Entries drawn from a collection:

○ ○ ○ ○ ○

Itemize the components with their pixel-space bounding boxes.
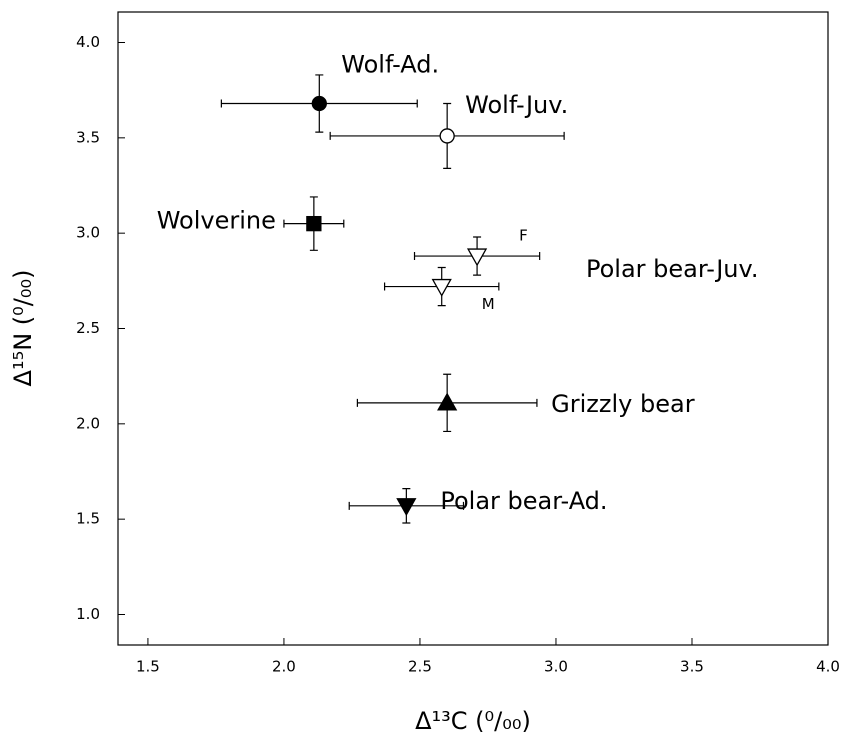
y-tick-label: 1.0 [76,605,100,623]
point [306,215,322,232]
point [439,128,455,144]
annotation: Polar bear-Juv. [586,255,758,283]
point-label: Wolf-Juv. [465,91,568,119]
y-tick-label: 3.5 [76,128,100,146]
point [431,278,452,297]
x-tick-label: 3.0 [544,658,568,676]
y-tick-label: 1.5 [76,510,100,528]
y-tick-label: 2.0 [76,414,100,432]
y-tick-label: 4.0 [76,33,100,51]
point-label: Wolf-Ad. [341,51,439,79]
point-label: M [482,295,495,313]
point-label: Grizzly bear [551,390,695,418]
x-tick-label: 1.5 [136,658,160,676]
x-tick-label: 4.0 [816,658,840,676]
x-tick-label: 2.0 [272,658,296,676]
point-label: F [519,227,528,245]
x-axis-label: Δ¹³C (⁰/₀₀) [415,707,531,735]
point [396,498,417,517]
x-tick-label: 2.5 [408,658,432,676]
point-label: Polar bear-Ad. [440,487,607,515]
y-tick-label: 2.5 [76,319,100,337]
point-label: Wolverine [157,207,276,235]
y-tick-label: 3.0 [76,224,100,242]
point [466,248,488,267]
point [437,392,458,411]
x-tick-label: 3.5 [680,658,704,676]
y-axis-label: Δ¹⁵N (⁰/₀₀) [9,270,37,387]
point [311,95,327,112]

○ ○ ○ ○ ○

Return each line of the rows above verbatim, leaving out the pictures.

Itemize the components with their pixel-space bounding boxes.
y-tick-label: 1.0 [76,605,100,623]
point [306,215,322,232]
point [439,128,455,144]
annotation: Polar bear-Juv. [586,255,758,283]
point-label: Wolf-Juv. [465,91,568,119]
y-tick-label: 3.5 [76,128,100,146]
point [431,278,452,297]
x-tick-label: 3.0 [544,658,568,676]
y-tick-label: 1.5 [76,510,100,528]
y-tick-label: 2.0 [76,414,100,432]
y-tick-label: 4.0 [76,33,100,51]
point-label: Wolf-Ad. [341,51,439,79]
point-label: M [482,295,495,313]
point-label: Grizzly bear [551,390,695,418]
x-tick-label: 1.5 [136,658,160,676]
x-tick-label: 4.0 [816,658,840,676]
x-tick-label: 2.0 [272,658,296,676]
point-label: F [519,227,528,245]
x-axis-label: Δ¹³C (⁰/₀₀) [415,707,531,735]
point [396,498,417,517]
x-tick-label: 2.5 [408,658,432,676]
point-label: Polar bear-Ad. [440,487,607,515]
y-tick-label: 2.5 [76,319,100,337]
point-label: Wolverine [157,207,276,235]
y-tick-label: 3.0 [76,224,100,242]
point [466,248,488,267]
point [437,392,458,411]
x-tick-label: 3.5 [680,658,704,676]
y-axis-label: Δ¹⁵N (⁰/₀₀) [9,270,37,387]
point [311,95,327,112]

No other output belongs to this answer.